### YOUR TASK
Each line below must be set down exactly; omit any image you find.
»»
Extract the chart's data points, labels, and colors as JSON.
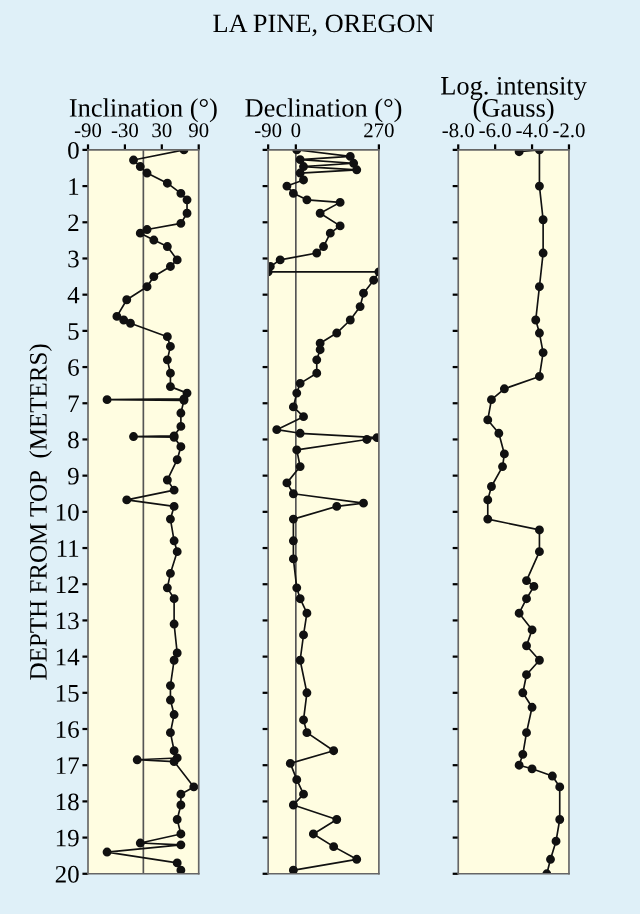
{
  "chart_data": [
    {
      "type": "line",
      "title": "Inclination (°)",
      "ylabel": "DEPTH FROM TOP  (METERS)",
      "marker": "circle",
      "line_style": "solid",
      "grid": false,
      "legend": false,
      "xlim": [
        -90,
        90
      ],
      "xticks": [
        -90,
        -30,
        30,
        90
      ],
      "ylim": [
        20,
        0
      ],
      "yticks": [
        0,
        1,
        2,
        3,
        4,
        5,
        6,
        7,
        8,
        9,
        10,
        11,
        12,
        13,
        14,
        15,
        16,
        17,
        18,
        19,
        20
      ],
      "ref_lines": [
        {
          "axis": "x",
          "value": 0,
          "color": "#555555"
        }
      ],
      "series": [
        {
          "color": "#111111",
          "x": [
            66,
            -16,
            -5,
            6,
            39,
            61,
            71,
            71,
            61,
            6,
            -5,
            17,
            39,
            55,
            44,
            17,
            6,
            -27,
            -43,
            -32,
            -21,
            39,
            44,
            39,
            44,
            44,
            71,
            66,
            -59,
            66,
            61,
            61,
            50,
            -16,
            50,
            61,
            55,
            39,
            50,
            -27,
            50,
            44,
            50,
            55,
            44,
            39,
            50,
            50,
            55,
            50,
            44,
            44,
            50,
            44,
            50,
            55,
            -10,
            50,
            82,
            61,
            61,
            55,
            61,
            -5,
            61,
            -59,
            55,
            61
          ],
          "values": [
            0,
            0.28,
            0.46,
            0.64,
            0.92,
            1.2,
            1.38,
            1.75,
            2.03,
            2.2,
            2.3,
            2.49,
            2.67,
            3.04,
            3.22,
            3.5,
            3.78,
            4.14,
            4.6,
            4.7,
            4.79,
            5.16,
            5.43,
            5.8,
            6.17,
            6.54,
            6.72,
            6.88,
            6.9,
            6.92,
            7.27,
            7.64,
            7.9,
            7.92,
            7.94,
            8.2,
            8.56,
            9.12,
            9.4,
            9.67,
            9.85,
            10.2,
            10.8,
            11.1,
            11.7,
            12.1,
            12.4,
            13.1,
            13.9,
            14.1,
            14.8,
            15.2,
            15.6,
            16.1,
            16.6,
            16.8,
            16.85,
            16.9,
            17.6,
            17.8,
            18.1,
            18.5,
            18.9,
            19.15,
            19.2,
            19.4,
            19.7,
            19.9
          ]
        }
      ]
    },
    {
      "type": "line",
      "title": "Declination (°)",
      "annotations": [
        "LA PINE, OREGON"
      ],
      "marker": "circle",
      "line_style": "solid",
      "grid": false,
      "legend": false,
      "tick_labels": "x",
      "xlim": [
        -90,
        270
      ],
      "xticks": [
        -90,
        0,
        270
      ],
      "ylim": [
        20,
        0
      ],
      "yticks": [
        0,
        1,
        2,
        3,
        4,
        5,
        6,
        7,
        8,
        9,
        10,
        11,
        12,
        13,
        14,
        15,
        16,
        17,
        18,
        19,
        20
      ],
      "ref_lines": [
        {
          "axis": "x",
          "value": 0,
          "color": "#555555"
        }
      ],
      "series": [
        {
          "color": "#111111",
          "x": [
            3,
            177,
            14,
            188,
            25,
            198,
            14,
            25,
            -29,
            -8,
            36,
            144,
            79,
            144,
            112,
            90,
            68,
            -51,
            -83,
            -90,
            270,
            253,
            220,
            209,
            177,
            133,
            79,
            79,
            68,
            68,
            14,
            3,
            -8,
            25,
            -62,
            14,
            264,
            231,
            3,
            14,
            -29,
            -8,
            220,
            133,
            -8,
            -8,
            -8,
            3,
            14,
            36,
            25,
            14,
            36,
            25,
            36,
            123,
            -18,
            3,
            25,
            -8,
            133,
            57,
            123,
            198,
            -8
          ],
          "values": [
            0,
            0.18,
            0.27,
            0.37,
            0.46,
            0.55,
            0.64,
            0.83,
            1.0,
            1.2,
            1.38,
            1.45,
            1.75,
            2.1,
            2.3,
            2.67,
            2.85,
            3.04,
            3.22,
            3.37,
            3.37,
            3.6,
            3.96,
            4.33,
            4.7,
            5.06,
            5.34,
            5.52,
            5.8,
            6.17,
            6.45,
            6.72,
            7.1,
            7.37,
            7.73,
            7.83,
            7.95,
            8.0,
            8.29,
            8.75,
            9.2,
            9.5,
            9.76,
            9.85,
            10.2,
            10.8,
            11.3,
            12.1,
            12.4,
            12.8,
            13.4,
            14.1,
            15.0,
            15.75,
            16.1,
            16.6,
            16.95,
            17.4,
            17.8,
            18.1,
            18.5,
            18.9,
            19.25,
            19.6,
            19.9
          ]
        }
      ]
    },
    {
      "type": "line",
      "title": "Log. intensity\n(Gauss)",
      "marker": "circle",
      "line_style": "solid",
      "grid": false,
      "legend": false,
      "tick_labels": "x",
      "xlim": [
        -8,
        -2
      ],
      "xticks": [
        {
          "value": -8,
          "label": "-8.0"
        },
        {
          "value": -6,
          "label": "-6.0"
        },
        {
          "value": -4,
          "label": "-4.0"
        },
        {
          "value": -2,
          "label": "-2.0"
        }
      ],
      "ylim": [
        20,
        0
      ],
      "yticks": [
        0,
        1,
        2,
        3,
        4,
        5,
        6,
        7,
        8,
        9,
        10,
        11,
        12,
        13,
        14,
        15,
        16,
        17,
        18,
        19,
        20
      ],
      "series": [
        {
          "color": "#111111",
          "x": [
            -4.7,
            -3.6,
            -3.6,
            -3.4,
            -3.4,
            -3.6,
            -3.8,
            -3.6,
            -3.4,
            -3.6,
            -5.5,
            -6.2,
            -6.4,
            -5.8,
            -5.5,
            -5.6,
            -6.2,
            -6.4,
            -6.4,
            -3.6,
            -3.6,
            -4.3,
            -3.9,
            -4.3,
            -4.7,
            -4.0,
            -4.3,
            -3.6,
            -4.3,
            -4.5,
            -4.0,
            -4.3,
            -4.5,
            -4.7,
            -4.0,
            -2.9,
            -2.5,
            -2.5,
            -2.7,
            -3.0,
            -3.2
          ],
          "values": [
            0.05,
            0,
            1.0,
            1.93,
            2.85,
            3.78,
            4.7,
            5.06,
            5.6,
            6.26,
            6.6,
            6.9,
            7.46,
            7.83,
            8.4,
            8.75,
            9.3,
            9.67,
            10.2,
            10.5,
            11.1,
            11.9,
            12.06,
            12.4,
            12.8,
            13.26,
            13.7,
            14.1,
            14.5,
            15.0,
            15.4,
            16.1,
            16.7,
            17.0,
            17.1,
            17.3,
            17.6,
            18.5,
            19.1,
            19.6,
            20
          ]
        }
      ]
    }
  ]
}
««
### RESPONSE TO THIS EXERCISE
Extract the chart's data points, labels, and colors as JSON.
{
  "chart_data": [
    {
      "type": "line",
      "title": "Inclination (°)",
      "ylabel": "DEPTH FROM TOP  (METERS)",
      "marker": "circle",
      "line_style": "solid",
      "grid": false,
      "legend": false,
      "xlim": [
        -90,
        90
      ],
      "xticks": [
        -90,
        -30,
        30,
        90
      ],
      "ylim": [
        20,
        0
      ],
      "yticks": [
        0,
        1,
        2,
        3,
        4,
        5,
        6,
        7,
        8,
        9,
        10,
        11,
        12,
        13,
        14,
        15,
        16,
        17,
        18,
        19,
        20
      ],
      "ref_lines": [
        {
          "axis": "x",
          "value": 0,
          "color": "#555555"
        }
      ],
      "series": [
        {
          "color": "#111111",
          "x": [
            66,
            -16,
            -5,
            6,
            39,
            61,
            71,
            71,
            61,
            6,
            -5,
            17,
            39,
            55,
            44,
            17,
            6,
            -27,
            -43,
            -32,
            -21,
            39,
            44,
            39,
            44,
            44,
            71,
            66,
            -59,
            66,
            61,
            61,
            50,
            -16,
            50,
            61,
            55,
            39,
            50,
            -27,
            50,
            44,
            50,
            55,
            44,
            39,
            50,
            50,
            55,
            50,
            44,
            44,
            50,
            44,
            50,
            55,
            -10,
            50,
            82,
            61,
            61,
            55,
            61,
            -5,
            61,
            -59,
            55,
            61
          ],
          "values": [
            0,
            0.28,
            0.46,
            0.64,
            0.92,
            1.2,
            1.38,
            1.75,
            2.03,
            2.2,
            2.3,
            2.49,
            2.67,
            3.04,
            3.22,
            3.5,
            3.78,
            4.14,
            4.6,
            4.7,
            4.79,
            5.16,
            5.43,
            5.8,
            6.17,
            6.54,
            6.72,
            6.88,
            6.9,
            6.92,
            7.27,
            7.64,
            7.9,
            7.92,
            7.94,
            8.2,
            8.56,
            9.12,
            9.4,
            9.67,
            9.85,
            10.2,
            10.8,
            11.1,
            11.7,
            12.1,
            12.4,
            13.1,
            13.9,
            14.1,
            14.8,
            15.2,
            15.6,
            16.1,
            16.6,
            16.8,
            16.85,
            16.9,
            17.6,
            17.8,
            18.1,
            18.5,
            18.9,
            19.15,
            19.2,
            19.4,
            19.7,
            19.9
          ]
        }
      ]
    },
    {
      "type": "line",
      "title": "Declination (°)",
      "annotations": [
        "LA PINE, OREGON"
      ],
      "marker": "circle",
      "line_style": "solid",
      "grid": false,
      "legend": false,
      "tick_labels": "x",
      "xlim": [
        -90,
        270
      ],
      "xticks": [
        -90,
        0,
        270
      ],
      "ylim": [
        20,
        0
      ],
      "yticks": [
        0,
        1,
        2,
        3,
        4,
        5,
        6,
        7,
        8,
        9,
        10,
        11,
        12,
        13,
        14,
        15,
        16,
        17,
        18,
        19,
        20
      ],
      "ref_lines": [
        {
          "axis": "x",
          "value": 0,
          "color": "#555555"
        }
      ],
      "series": [
        {
          "color": "#111111",
          "x": [
            3,
            177,
            14,
            188,
            25,
            198,
            14,
            25,
            -29,
            -8,
            36,
            144,
            79,
            144,
            112,
            90,
            68,
            -51,
            -83,
            -90,
            270,
            253,
            220,
            209,
            177,
            133,
            79,
            79,
            68,
            68,
            14,
            3,
            -8,
            25,
            -62,
            14,
            264,
            231,
            3,
            14,
            -29,
            -8,
            220,
            133,
            -8,
            -8,
            -8,
            3,
            14,
            36,
            25,
            14,
            36,
            25,
            36,
            123,
            -18,
            3,
            25,
            -8,
            133,
            57,
            123,
            198,
            -8
          ],
          "values": [
            0,
            0.18,
            0.27,
            0.37,
            0.46,
            0.55,
            0.64,
            0.83,
            1.0,
            1.2,
            1.38,
            1.45,
            1.75,
            2.1,
            2.3,
            2.67,
            2.85,
            3.04,
            3.22,
            3.37,
            3.37,
            3.6,
            3.96,
            4.33,
            4.7,
            5.06,
            5.34,
            5.52,
            5.8,
            6.17,
            6.45,
            6.72,
            7.1,
            7.37,
            7.73,
            7.83,
            7.95,
            8.0,
            8.29,
            8.75,
            9.2,
            9.5,
            9.76,
            9.85,
            10.2,
            10.8,
            11.3,
            12.1,
            12.4,
            12.8,
            13.4,
            14.1,
            15.0,
            15.75,
            16.1,
            16.6,
            16.95,
            17.4,
            17.8,
            18.1,
            18.5,
            18.9,
            19.25,
            19.6,
            19.9
          ]
        }
      ]
    },
    {
      "type": "line",
      "title": "Log. intensity\n(Gauss)",
      "marker": "circle",
      "line_style": "solid",
      "grid": false,
      "legend": false,
      "tick_labels": "x",
      "xlim": [
        -8,
        -2
      ],
      "xticks": [
        {
          "value": -8,
          "label": "-8.0"
        },
        {
          "value": -6,
          "label": "-6.0"
        },
        {
          "value": -4,
          "label": "-4.0"
        },
        {
          "value": -2,
          "label": "-2.0"
        }
      ],
      "ylim": [
        20,
        0
      ],
      "yticks": [
        0,
        1,
        2,
        3,
        4,
        5,
        6,
        7,
        8,
        9,
        10,
        11,
        12,
        13,
        14,
        15,
        16,
        17,
        18,
        19,
        20
      ],
      "series": [
        {
          "color": "#111111",
          "x": [
            -4.7,
            -3.6,
            -3.6,
            -3.4,
            -3.4,
            -3.6,
            -3.8,
            -3.6,
            -3.4,
            -3.6,
            -5.5,
            -6.2,
            -6.4,
            -5.8,
            -5.5,
            -5.6,
            -6.2,
            -6.4,
            -6.4,
            -3.6,
            -3.6,
            -4.3,
            -3.9,
            -4.3,
            -4.7,
            -4.0,
            -4.3,
            -3.6,
            -4.3,
            -4.5,
            -4.0,
            -4.3,
            -4.5,
            -4.7,
            -4.0,
            -2.9,
            -2.5,
            -2.5,
            -2.7,
            -3.0,
            -3.2
          ],
          "values": [
            0.05,
            0,
            1.0,
            1.93,
            2.85,
            3.78,
            4.7,
            5.06,
            5.6,
            6.26,
            6.6,
            6.9,
            7.46,
            7.83,
            8.4,
            8.75,
            9.3,
            9.67,
            10.2,
            10.5,
            11.1,
            11.9,
            12.06,
            12.4,
            12.8,
            13.26,
            13.7,
            14.1,
            14.5,
            15.0,
            15.4,
            16.1,
            16.7,
            17.0,
            17.1,
            17.3,
            17.6,
            18.5,
            19.1,
            19.6,
            20
          ]
        }
      ]
    }
  ]
}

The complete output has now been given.